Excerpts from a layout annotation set
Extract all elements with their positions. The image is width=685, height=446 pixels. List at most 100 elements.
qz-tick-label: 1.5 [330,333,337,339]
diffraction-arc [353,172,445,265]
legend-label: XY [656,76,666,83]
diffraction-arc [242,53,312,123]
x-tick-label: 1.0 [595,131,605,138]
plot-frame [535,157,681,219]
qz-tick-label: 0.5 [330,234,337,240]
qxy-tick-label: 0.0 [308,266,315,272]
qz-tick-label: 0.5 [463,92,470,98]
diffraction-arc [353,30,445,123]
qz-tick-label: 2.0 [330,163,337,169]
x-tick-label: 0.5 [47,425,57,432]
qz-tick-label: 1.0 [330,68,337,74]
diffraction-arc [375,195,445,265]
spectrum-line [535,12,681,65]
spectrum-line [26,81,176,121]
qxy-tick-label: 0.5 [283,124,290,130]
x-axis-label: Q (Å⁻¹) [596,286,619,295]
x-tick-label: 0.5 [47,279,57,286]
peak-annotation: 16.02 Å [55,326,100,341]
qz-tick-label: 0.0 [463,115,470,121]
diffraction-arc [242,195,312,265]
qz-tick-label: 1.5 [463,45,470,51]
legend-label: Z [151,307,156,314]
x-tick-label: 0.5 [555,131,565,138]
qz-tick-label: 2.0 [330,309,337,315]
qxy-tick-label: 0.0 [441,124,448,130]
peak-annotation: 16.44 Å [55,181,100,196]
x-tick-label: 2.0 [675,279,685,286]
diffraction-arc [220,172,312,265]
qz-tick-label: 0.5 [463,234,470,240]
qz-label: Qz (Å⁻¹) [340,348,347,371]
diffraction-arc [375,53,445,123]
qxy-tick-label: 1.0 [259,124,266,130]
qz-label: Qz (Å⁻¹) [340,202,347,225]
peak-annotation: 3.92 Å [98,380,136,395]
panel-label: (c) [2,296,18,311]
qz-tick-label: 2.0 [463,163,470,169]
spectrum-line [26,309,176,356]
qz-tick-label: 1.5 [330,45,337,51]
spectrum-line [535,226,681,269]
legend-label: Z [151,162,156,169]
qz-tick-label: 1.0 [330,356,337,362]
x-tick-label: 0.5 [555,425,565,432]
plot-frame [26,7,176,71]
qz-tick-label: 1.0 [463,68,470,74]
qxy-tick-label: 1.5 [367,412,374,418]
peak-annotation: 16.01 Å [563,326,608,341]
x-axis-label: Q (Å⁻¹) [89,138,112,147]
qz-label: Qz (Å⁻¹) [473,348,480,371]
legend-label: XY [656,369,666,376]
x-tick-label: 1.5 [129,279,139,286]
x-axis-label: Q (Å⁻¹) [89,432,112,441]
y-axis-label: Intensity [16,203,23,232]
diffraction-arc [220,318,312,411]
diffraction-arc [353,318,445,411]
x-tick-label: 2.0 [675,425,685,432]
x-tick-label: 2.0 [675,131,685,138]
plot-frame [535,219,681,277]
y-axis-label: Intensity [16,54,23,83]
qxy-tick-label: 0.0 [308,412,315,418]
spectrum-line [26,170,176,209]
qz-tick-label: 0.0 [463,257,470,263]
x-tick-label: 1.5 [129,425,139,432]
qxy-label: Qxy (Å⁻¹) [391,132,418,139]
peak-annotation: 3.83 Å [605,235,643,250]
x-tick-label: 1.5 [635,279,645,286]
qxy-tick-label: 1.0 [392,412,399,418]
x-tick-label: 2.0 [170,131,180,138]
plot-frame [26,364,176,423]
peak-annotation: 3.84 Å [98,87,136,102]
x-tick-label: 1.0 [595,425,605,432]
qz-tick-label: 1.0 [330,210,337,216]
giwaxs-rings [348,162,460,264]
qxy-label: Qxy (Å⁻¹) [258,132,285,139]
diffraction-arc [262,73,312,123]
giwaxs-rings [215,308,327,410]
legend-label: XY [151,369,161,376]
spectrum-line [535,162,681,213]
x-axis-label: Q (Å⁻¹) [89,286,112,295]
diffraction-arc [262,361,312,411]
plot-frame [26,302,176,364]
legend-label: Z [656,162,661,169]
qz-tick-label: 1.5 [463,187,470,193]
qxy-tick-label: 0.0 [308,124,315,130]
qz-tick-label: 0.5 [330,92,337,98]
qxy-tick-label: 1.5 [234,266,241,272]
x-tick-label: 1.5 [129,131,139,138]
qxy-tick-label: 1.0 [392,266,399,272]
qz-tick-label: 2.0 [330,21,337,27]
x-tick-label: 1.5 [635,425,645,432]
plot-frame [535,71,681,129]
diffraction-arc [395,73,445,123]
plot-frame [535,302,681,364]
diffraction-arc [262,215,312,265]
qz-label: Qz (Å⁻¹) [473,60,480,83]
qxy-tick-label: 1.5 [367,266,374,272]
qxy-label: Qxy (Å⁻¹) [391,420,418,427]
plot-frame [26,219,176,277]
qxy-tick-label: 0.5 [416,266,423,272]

Stated problem: Could you retype every line of the listing above, character for character, without changing anything?

Task response:
Extract all elements with their positions. The image is width=685, height=446 pixels. List at most 100 elements.
qz-tick-label: 1.5 [330,333,337,339]
diffraction-arc [353,172,445,265]
legend-label: XY [656,76,666,83]
diffraction-arc [242,53,312,123]
x-tick-label: 1.0 [595,131,605,138]
plot-frame [535,157,681,219]
qz-tick-label: 0.5 [330,234,337,240]
qxy-tick-label: 0.0 [308,266,315,272]
qz-tick-label: 0.5 [463,92,470,98]
diffraction-arc [353,30,445,123]
qz-tick-label: 2.0 [330,163,337,169]
x-tick-label: 0.5 [47,425,57,432]
qz-tick-label: 1.0 [330,68,337,74]
diffraction-arc [375,195,445,265]
spectrum-line [535,12,681,65]
spectrum-line [26,81,176,121]
qxy-tick-label: 0.5 [283,124,290,130]
x-axis-label: Q (Å⁻¹) [596,286,619,295]
x-tick-label: 0.5 [47,279,57,286]
peak-annotation: 16.02 Å [55,326,100,341]
qz-tick-label: 0.0 [463,115,470,121]
diffraction-arc [242,195,312,265]
qz-tick-label: 1.5 [463,45,470,51]
legend-label: Z [151,307,156,314]
x-tick-label: 0.5 [555,131,565,138]
qz-tick-label: 2.0 [330,309,337,315]
qxy-tick-label: 0.0 [441,124,448,130]
peak-annotation: 16.44 Å [55,181,100,196]
x-tick-label: 2.0 [675,279,685,286]
diffraction-arc [220,172,312,265]
qz-tick-label: 0.5 [463,234,470,240]
qz-label: Qz (Å⁻¹) [340,348,347,371]
diffraction-arc [375,53,445,123]
qxy-tick-label: 1.0 [259,124,266,130]
qz-label: Qz (Å⁻¹) [340,202,347,225]
peak-annotation: 3.92 Å [98,380,136,395]
panel-label: (c) [2,296,18,311]
qz-tick-label: 2.0 [463,163,470,169]
spectrum-line [26,309,176,356]
qz-tick-label: 1.5 [330,45,337,51]
spectrum-line [535,226,681,269]
legend-label: Z [151,162,156,169]
qz-tick-label: 1.0 [330,356,337,362]
x-tick-label: 0.5 [555,425,565,432]
plot-frame [26,7,176,71]
qz-tick-label: 1.0 [463,68,470,74]
qxy-tick-label: 1.5 [367,412,374,418]
peak-annotation: 16.01 Å [563,326,608,341]
x-axis-label: Q (Å⁻¹) [89,138,112,147]
qz-label: Qz (Å⁻¹) [473,348,480,371]
legend-label: XY [656,369,666,376]
x-tick-label: 1.5 [129,279,139,286]
x-axis-label: Q (Å⁻¹) [89,432,112,441]
y-axis-label: Intensity [16,203,23,232]
diffraction-arc [220,318,312,411]
diffraction-arc [353,318,445,411]
x-tick-label: 2.0 [675,425,685,432]
x-tick-label: 2.0 [675,131,685,138]
plot-frame [535,219,681,277]
y-axis-label: Intensity [16,54,23,83]
qxy-tick-label: 0.0 [308,412,315,418]
spectrum-line [26,170,176,209]
qz-tick-label: 0.0 [463,257,470,263]
x-tick-label: 1.5 [129,425,139,432]
qxy-label: Qxy (Å⁻¹) [391,132,418,139]
peak-annotation: 3.83 Å [605,235,643,250]
x-tick-label: 1.5 [635,279,645,286]
qxy-tick-label: 1.0 [392,412,399,418]
x-tick-label: 2.0 [170,131,180,138]
plot-frame [26,364,176,423]
peak-annotation: 3.84 Å [98,87,136,102]
x-tick-label: 1.0 [595,425,605,432]
qz-tick-label: 1.0 [330,210,337,216]
giwaxs-rings [348,162,460,264]
qxy-label: Qxy (Å⁻¹) [258,132,285,139]
diffraction-arc [262,73,312,123]
giwaxs-rings [215,308,327,410]
legend-label: XY [151,369,161,376]
spectrum-line [535,162,681,213]
x-axis-label: Q (Å⁻¹) [89,286,112,295]
diffraction-arc [262,361,312,411]
plot-frame [26,302,176,364]
legend-label: Z [656,162,661,169]
qz-tick-label: 1.5 [463,187,470,193]
qxy-tick-label: 0.0 [308,124,315,130]
qz-tick-label: 0.5 [330,92,337,98]
qxy-tick-label: 1.5 [234,266,241,272]
x-tick-label: 1.5 [129,131,139,138]
qxy-tick-label: 1.0 [392,266,399,272]
qz-tick-label: 2.0 [330,21,337,27]
x-tick-label: 1.5 [635,425,645,432]
plot-frame [535,71,681,129]
diffraction-arc [395,73,445,123]
plot-frame [535,302,681,364]
diffraction-arc [262,215,312,265]
qz-label: Qz (Å⁻¹) [473,60,480,83]
qxy-tick-label: 1.5 [367,266,374,272]
qxy-label: Qxy (Å⁻¹) [391,420,418,427]
plot-frame [26,219,176,277]
qxy-tick-label: 0.5 [416,266,423,272]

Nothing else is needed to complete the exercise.